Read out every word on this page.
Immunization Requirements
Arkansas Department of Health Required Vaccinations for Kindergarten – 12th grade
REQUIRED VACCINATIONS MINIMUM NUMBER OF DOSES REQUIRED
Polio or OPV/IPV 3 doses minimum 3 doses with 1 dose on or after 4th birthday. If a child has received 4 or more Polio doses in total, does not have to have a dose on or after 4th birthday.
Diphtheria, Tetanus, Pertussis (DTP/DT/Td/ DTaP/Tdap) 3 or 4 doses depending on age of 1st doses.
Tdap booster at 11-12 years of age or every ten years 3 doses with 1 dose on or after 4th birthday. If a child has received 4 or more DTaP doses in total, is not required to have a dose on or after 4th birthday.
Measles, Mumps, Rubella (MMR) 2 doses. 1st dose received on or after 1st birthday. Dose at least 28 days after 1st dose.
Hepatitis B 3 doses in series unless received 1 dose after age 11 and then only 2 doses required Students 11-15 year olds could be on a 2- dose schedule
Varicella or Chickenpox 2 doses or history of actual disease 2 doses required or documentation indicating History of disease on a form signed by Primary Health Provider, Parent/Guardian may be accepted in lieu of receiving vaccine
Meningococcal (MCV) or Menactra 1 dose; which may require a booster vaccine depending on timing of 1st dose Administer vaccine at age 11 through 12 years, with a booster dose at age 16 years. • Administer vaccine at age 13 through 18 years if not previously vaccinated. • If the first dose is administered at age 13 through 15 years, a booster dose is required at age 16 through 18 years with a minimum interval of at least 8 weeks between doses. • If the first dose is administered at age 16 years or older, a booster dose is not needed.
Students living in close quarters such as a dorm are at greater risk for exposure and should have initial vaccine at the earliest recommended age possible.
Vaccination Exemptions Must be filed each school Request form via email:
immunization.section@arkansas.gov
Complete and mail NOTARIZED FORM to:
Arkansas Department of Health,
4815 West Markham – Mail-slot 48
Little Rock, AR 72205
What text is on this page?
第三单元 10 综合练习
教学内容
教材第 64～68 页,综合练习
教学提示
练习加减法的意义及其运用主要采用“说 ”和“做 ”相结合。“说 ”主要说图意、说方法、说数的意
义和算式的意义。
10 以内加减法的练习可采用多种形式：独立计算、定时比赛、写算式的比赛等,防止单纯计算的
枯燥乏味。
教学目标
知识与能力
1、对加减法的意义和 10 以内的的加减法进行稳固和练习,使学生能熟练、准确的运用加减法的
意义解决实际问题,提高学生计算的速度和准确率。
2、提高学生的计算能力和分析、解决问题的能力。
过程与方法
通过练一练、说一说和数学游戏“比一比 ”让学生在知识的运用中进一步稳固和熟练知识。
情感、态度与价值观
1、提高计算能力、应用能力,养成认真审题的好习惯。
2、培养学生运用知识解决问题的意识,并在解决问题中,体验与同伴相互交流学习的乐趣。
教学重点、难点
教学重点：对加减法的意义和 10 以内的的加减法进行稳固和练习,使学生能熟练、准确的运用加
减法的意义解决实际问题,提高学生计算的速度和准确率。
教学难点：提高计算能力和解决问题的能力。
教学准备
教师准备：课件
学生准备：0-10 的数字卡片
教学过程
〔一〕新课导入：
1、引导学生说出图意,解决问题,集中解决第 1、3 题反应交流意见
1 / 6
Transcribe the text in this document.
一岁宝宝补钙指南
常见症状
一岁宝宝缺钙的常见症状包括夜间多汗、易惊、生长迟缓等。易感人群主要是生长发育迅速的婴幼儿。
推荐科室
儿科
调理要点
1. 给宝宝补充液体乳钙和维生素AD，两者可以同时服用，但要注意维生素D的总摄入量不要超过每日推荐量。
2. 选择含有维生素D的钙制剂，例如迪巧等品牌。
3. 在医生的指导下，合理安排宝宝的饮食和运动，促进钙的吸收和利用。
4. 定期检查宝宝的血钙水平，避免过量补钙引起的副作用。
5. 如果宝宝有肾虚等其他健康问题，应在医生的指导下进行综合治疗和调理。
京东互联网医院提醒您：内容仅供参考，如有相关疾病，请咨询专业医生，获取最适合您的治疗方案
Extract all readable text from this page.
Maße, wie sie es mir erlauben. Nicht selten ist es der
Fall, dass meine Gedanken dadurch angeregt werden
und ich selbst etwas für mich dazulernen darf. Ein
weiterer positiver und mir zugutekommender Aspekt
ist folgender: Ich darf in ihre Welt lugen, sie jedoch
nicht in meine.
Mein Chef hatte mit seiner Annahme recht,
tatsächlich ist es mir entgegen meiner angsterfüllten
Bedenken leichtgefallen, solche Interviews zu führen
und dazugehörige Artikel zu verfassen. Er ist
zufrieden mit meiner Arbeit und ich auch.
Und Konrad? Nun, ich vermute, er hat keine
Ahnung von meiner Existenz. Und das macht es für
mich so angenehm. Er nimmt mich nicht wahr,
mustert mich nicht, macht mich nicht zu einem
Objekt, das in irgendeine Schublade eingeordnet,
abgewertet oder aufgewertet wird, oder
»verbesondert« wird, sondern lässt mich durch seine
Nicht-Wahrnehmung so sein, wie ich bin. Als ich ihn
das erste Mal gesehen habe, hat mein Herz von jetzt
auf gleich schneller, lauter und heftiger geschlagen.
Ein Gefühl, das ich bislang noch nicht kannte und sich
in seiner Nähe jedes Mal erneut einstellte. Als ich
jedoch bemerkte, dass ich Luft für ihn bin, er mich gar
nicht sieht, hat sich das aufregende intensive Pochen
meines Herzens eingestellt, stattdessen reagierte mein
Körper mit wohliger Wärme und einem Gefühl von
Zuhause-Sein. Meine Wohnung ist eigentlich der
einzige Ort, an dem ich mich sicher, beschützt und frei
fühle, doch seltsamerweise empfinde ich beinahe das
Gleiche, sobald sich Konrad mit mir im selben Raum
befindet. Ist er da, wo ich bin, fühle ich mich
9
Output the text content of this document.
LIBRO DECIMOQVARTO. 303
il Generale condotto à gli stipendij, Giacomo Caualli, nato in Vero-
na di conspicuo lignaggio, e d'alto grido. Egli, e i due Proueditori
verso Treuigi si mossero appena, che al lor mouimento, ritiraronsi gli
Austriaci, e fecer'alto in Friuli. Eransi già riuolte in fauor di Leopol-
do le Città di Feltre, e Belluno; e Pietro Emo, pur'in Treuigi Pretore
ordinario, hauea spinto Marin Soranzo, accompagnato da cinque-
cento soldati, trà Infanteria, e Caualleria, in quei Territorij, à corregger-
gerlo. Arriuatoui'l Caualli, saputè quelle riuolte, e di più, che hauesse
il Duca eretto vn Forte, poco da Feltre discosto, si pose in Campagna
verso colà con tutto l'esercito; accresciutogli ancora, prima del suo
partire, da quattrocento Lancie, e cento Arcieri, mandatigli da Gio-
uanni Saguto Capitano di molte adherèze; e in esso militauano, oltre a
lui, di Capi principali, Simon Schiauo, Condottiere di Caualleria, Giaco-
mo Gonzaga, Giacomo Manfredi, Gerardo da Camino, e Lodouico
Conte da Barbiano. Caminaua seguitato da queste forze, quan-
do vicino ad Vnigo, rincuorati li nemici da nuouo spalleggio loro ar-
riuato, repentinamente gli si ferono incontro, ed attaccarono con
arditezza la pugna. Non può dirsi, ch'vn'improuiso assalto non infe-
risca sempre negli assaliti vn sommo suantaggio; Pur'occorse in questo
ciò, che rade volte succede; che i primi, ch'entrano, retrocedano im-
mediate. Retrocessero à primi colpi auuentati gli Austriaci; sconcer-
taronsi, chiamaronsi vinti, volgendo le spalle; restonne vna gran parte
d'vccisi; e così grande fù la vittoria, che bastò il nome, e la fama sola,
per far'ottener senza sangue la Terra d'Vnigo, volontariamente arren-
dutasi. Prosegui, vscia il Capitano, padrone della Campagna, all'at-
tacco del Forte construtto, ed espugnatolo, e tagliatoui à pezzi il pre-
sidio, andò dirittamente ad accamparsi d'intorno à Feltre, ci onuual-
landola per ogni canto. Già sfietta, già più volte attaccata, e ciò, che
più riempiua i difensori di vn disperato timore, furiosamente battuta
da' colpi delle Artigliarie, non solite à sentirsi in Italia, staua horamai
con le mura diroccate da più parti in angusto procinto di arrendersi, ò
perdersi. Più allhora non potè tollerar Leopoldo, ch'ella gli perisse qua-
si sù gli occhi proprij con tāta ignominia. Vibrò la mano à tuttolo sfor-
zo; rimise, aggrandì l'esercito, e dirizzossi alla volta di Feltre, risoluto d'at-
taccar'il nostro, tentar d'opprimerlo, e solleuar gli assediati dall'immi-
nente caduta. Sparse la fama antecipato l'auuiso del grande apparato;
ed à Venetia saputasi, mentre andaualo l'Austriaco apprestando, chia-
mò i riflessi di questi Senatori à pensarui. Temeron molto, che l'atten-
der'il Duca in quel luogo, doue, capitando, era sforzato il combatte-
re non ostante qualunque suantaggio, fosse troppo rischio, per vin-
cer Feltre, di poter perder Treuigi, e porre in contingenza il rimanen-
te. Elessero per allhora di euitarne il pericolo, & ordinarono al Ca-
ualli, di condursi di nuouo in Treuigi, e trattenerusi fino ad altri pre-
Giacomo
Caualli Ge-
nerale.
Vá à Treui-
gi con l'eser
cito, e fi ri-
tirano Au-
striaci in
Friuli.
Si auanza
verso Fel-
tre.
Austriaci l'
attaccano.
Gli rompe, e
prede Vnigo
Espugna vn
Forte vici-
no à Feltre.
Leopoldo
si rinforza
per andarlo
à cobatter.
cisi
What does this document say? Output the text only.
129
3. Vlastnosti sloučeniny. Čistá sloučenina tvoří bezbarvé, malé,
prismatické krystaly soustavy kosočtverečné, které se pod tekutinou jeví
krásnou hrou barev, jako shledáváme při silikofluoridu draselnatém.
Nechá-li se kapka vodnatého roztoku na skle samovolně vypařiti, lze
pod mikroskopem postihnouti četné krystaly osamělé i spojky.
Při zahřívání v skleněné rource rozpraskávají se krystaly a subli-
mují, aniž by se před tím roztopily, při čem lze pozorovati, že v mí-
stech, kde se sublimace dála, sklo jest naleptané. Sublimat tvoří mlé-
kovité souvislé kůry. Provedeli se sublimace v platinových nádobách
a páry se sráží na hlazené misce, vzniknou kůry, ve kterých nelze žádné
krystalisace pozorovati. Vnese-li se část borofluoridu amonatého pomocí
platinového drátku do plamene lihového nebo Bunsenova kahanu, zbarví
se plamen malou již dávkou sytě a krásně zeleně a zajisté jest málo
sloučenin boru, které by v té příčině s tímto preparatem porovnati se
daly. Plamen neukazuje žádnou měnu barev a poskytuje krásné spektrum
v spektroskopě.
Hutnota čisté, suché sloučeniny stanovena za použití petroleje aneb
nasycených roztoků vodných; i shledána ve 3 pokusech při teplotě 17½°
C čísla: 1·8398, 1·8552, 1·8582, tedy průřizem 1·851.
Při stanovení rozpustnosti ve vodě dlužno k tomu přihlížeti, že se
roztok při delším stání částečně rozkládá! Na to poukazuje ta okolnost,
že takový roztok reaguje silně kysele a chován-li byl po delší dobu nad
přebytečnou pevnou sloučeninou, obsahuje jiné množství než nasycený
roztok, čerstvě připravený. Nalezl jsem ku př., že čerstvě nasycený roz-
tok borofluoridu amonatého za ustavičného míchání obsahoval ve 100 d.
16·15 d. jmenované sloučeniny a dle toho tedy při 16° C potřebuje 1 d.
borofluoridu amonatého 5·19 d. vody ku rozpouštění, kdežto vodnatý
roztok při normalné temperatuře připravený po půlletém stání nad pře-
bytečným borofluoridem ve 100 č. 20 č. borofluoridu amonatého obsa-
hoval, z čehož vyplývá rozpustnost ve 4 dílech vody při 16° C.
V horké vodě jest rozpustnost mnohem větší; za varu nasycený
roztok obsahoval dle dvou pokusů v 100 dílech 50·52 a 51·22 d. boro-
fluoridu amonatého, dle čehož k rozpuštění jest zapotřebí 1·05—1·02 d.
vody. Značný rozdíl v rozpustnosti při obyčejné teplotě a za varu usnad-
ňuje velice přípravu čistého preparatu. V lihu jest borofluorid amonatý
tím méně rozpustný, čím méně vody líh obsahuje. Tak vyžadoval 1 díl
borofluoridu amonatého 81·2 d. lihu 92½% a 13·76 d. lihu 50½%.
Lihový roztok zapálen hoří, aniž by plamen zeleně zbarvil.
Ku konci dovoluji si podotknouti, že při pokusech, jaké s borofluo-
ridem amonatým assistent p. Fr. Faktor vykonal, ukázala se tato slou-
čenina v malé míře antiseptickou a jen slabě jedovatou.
******
What you need to do → Within the data above, pick out all lines holding the word "riuolte".

Task result →
Austriaci, e fecer'alto in Friuli. Eransi già riuolte in fauor di Leopol-
gerlo. Arriuatoui'l Caualli, saputè quelle riuolte, e di più, che hauesse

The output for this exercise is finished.